• SOURCE RECORDS:
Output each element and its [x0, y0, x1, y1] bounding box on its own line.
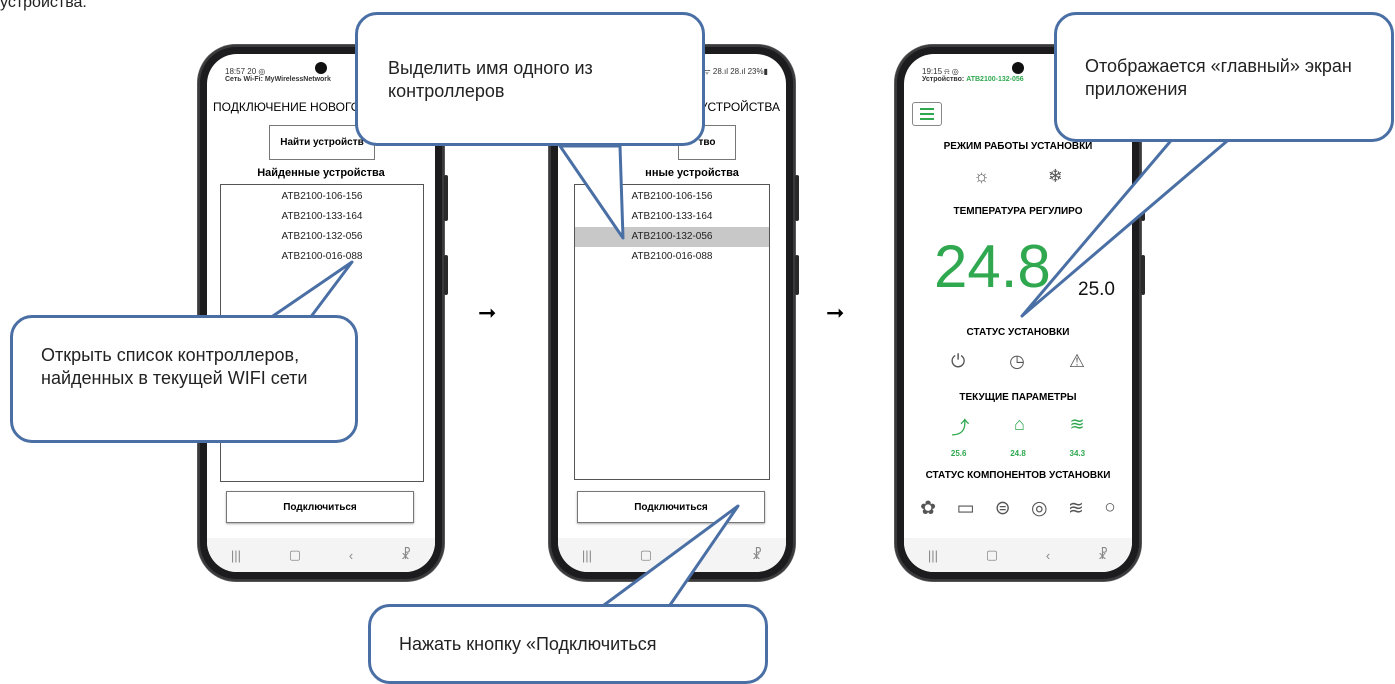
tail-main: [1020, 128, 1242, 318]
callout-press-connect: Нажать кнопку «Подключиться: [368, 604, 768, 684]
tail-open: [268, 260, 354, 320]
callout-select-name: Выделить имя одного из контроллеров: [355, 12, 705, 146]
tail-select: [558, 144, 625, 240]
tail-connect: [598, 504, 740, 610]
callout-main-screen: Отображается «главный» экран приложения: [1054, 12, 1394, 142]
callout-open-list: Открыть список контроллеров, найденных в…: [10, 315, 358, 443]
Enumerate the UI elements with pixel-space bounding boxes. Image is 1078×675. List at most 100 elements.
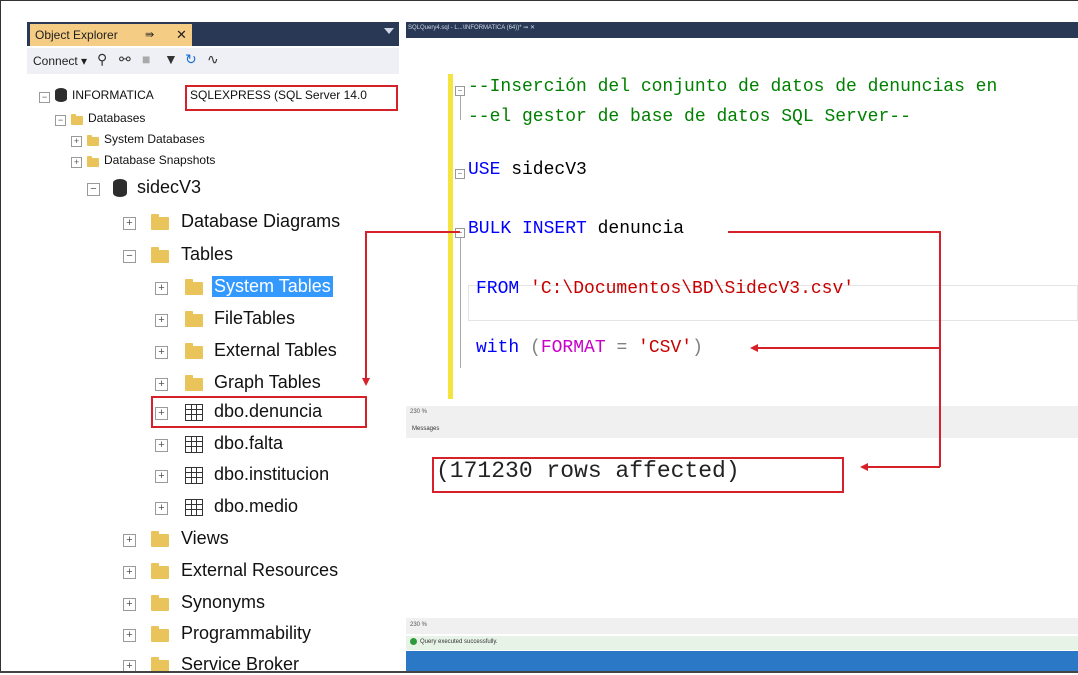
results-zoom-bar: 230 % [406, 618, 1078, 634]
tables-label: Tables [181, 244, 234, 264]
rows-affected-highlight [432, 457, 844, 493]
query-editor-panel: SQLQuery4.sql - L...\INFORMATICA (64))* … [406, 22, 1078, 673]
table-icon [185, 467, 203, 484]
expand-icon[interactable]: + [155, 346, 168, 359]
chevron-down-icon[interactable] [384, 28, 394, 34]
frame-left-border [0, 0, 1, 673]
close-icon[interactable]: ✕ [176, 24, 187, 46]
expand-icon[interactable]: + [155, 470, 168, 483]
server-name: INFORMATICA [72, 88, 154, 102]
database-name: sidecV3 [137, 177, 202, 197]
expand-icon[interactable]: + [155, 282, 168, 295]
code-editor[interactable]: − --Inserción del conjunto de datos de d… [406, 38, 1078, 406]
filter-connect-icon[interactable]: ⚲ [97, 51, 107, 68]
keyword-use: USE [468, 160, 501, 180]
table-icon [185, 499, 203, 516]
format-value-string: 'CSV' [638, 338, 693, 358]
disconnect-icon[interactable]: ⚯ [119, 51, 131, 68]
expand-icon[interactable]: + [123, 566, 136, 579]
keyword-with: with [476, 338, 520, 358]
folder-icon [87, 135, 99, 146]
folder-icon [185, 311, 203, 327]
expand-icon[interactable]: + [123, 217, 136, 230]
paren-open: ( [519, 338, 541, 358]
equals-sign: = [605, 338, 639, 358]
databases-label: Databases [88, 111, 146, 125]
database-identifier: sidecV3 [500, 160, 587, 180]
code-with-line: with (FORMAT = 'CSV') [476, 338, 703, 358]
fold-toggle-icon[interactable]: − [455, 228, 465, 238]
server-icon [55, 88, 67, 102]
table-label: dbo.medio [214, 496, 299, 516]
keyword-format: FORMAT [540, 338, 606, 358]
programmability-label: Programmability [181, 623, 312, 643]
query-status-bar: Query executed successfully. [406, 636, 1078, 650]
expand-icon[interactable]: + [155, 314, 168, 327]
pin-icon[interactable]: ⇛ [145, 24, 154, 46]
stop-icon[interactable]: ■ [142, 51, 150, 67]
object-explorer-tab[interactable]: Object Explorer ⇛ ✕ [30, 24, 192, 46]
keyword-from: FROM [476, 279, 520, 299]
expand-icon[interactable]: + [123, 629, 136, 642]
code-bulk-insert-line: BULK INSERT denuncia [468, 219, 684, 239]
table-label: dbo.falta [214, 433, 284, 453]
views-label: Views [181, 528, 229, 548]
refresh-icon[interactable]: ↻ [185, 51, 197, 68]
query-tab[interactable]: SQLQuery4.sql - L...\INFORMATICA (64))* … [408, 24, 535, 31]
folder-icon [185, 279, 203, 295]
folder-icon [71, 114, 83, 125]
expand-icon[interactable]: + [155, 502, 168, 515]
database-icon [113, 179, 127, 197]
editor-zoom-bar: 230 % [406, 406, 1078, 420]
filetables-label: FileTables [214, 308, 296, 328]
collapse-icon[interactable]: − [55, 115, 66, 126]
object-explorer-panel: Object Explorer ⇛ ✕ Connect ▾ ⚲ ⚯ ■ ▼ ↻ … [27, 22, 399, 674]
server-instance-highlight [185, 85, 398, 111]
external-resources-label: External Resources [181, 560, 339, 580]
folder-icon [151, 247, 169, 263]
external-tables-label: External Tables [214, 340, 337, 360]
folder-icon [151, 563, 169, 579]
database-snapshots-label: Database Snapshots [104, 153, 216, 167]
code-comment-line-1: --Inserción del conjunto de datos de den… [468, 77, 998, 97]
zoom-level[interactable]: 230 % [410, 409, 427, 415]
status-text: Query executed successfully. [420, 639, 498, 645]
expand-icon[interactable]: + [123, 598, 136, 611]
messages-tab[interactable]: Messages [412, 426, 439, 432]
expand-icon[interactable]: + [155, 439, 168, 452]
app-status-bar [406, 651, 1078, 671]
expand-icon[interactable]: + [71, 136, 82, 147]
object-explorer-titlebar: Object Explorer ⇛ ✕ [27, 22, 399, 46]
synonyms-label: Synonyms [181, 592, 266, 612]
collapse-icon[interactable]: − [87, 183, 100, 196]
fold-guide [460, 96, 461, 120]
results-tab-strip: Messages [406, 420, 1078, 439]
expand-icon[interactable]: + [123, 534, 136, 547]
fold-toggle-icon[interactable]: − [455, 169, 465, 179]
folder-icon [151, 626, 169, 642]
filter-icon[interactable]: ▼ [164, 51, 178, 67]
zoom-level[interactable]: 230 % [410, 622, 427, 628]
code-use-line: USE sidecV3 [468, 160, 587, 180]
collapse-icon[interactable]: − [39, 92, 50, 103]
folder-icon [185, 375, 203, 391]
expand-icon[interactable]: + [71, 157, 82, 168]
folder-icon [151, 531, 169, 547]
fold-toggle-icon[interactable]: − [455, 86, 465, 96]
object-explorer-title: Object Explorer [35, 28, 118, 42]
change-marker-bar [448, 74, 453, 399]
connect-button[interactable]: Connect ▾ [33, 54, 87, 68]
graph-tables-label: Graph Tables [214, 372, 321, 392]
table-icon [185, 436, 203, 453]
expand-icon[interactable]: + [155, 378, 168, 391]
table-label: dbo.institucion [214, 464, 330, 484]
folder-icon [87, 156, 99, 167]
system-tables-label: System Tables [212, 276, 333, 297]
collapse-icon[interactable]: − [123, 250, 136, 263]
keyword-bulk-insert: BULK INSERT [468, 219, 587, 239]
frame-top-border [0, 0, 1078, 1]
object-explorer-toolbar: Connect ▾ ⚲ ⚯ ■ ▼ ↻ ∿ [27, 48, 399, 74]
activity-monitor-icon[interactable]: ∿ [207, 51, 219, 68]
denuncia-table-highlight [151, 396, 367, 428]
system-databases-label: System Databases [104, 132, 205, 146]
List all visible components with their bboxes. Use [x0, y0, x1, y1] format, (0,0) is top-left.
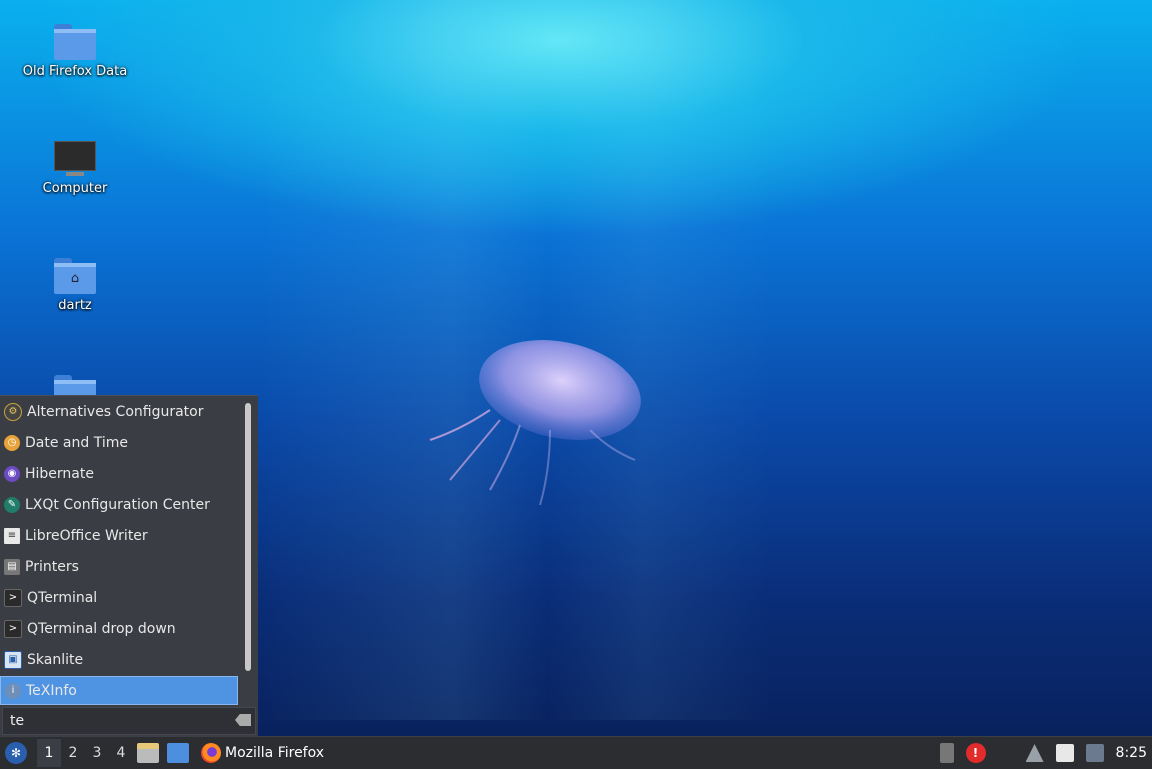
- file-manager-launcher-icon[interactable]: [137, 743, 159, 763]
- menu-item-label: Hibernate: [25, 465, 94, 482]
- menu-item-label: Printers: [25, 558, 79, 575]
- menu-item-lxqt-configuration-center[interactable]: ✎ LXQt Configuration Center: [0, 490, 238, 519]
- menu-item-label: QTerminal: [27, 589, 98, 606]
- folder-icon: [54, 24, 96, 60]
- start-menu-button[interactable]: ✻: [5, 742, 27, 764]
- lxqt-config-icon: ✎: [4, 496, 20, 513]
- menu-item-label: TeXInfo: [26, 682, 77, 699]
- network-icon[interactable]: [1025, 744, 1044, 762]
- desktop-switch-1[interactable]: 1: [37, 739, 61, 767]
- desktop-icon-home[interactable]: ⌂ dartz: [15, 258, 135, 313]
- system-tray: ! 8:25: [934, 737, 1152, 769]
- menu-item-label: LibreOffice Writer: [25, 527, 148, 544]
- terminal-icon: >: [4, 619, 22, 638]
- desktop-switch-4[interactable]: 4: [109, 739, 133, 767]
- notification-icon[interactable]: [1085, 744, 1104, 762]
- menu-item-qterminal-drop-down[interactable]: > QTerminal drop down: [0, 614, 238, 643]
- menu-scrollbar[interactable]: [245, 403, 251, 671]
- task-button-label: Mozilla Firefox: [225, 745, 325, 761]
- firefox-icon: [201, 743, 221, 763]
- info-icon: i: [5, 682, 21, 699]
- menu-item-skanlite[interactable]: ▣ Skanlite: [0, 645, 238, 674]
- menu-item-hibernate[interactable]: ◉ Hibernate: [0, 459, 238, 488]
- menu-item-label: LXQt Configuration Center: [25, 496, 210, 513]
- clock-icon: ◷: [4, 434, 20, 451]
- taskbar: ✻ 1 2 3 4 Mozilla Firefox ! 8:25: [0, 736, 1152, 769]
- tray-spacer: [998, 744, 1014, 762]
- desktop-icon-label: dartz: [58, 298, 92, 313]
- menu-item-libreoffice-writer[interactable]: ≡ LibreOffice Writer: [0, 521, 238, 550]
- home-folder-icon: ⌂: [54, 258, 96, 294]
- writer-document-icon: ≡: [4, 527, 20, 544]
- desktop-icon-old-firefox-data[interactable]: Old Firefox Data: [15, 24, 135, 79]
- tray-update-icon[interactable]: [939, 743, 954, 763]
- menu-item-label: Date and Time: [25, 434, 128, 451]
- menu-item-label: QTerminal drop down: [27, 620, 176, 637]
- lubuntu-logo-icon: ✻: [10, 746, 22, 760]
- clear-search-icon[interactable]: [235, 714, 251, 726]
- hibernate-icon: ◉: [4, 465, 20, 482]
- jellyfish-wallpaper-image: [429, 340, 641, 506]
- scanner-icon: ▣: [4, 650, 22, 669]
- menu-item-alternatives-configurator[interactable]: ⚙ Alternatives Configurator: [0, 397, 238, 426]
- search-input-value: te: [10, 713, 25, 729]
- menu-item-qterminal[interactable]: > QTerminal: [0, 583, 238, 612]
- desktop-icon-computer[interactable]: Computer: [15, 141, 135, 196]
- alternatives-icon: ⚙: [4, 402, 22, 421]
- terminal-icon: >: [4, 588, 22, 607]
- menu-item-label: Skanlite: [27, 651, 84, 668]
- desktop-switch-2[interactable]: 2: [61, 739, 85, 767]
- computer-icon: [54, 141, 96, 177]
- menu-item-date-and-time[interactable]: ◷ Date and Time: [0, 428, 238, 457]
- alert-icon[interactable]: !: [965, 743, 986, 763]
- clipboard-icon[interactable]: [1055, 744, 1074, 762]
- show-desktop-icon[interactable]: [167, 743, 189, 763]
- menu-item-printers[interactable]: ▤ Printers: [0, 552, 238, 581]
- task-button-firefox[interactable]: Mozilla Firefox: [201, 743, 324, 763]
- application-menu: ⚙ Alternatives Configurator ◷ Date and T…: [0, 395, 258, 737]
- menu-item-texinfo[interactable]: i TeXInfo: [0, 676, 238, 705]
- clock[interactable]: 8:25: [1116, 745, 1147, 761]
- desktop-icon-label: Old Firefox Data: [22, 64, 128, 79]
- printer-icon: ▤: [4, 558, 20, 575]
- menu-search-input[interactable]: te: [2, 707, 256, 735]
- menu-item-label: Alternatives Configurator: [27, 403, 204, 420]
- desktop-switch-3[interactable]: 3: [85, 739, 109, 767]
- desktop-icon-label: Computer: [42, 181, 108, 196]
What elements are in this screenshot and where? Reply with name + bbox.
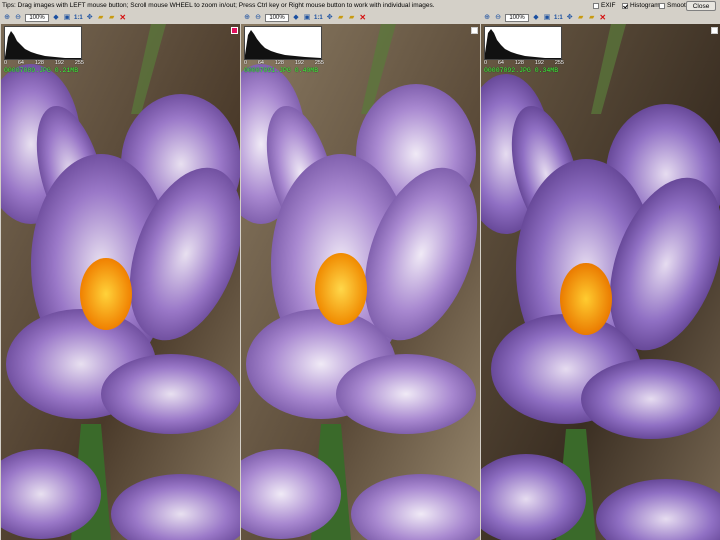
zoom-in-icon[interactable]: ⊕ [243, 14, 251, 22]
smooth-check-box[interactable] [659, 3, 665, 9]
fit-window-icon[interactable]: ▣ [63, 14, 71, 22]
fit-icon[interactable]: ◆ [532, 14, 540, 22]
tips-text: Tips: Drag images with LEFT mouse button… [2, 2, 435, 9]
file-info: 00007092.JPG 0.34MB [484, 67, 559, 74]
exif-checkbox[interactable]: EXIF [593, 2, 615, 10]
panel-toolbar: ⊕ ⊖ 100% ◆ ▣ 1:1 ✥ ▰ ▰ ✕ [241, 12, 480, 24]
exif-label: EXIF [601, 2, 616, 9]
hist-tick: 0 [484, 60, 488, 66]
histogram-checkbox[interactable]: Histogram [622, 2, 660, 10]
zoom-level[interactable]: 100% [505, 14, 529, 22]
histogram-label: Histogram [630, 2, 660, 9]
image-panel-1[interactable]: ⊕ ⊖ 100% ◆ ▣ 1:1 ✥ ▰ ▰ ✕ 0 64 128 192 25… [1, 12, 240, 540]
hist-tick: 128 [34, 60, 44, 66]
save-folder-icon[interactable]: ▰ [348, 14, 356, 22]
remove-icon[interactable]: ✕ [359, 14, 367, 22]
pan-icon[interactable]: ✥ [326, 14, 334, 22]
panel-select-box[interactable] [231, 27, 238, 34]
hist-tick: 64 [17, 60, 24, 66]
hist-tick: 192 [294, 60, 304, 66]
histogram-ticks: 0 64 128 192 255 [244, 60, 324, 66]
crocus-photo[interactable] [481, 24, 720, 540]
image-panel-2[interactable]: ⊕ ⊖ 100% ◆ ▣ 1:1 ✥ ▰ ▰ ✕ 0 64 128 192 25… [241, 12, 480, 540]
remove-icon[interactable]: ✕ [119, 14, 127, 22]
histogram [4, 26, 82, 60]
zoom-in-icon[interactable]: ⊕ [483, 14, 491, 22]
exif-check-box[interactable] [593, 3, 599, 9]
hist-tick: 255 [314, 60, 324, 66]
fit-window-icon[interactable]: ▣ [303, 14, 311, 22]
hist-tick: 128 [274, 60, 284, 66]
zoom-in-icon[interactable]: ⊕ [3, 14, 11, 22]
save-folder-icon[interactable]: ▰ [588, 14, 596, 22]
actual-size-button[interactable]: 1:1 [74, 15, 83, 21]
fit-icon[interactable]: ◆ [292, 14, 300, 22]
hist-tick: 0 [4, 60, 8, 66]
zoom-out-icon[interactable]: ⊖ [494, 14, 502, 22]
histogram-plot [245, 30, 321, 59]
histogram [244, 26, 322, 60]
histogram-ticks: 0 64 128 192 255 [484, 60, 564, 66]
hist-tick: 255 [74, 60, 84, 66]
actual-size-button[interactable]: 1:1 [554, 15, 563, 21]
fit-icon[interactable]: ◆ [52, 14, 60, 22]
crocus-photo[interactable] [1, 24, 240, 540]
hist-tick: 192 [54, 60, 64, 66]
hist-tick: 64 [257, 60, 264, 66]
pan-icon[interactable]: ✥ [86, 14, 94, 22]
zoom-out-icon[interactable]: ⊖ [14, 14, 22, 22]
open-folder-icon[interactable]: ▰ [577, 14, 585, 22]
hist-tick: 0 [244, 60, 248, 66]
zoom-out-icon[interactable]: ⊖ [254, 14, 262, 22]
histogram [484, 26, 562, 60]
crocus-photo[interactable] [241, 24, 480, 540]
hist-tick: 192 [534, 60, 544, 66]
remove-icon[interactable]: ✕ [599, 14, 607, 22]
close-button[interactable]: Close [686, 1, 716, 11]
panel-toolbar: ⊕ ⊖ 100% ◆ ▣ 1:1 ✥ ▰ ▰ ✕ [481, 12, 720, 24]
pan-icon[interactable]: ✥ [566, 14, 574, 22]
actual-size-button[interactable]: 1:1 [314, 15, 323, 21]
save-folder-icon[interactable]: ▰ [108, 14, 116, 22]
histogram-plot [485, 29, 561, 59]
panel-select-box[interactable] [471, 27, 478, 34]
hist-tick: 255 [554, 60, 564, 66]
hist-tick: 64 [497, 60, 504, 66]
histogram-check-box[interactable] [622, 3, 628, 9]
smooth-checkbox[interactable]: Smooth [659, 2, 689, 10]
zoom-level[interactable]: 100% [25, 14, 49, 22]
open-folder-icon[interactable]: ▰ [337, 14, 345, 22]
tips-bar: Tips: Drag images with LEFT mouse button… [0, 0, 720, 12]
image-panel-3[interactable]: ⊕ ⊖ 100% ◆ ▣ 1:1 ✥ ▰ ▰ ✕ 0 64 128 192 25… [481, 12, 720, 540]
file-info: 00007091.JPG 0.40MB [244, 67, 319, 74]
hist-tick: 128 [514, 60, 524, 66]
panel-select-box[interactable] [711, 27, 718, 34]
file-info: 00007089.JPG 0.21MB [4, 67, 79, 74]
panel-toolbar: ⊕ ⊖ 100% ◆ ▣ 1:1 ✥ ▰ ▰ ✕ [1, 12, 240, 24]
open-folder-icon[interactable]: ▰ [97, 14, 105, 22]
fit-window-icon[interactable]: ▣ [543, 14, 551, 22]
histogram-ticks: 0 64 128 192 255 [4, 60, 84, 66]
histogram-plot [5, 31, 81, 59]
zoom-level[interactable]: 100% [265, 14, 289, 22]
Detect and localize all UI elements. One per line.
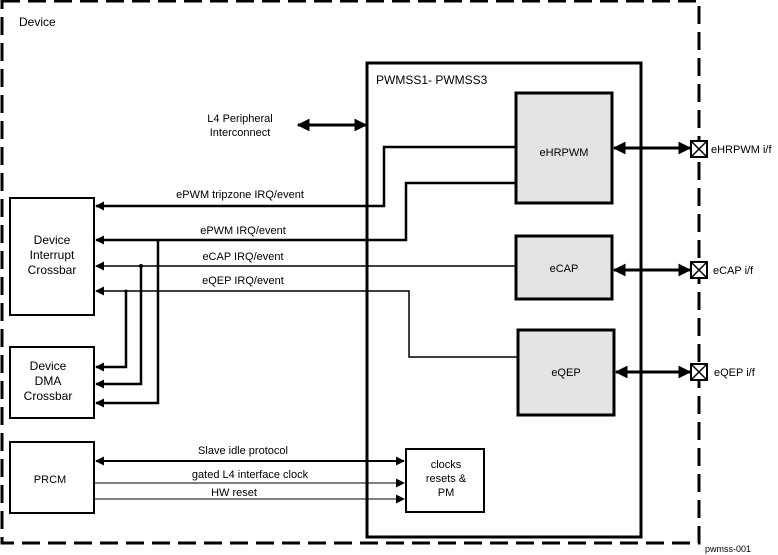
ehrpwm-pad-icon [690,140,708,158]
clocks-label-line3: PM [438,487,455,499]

• EXERCISE REQUIREMENTS: Rewrite everything from the start of the rows down to the line containing "Enumerate the UI", swapping "Output" for "Print" and changing nothing else. Leave the pictures out.

• FULL OUTPUT:
Print each element and its [x0, y0, x1, y1] bounding box on its own line.
tail-main: [1020, 128, 1242, 318]
callout-press-connect: Нажать кнопку «Подключиться: [368, 604, 768, 684]
tail-open: [268, 260, 354, 320]
callout-select-name: Выделить имя одного из контроллеров: [355, 12, 705, 146]
tail-select: [558, 144, 625, 240]
tail-connect: [598, 504, 740, 610]
callout-main-screen: Отображается «главный» экран приложения: [1054, 12, 1394, 142]
callout-open-list: Открыть список контроллеров, найденных в…: [10, 315, 358, 443]
Enumerate the UI elements with pixel-space bounding boxes. Image is 1078×675. List at most 100 elements.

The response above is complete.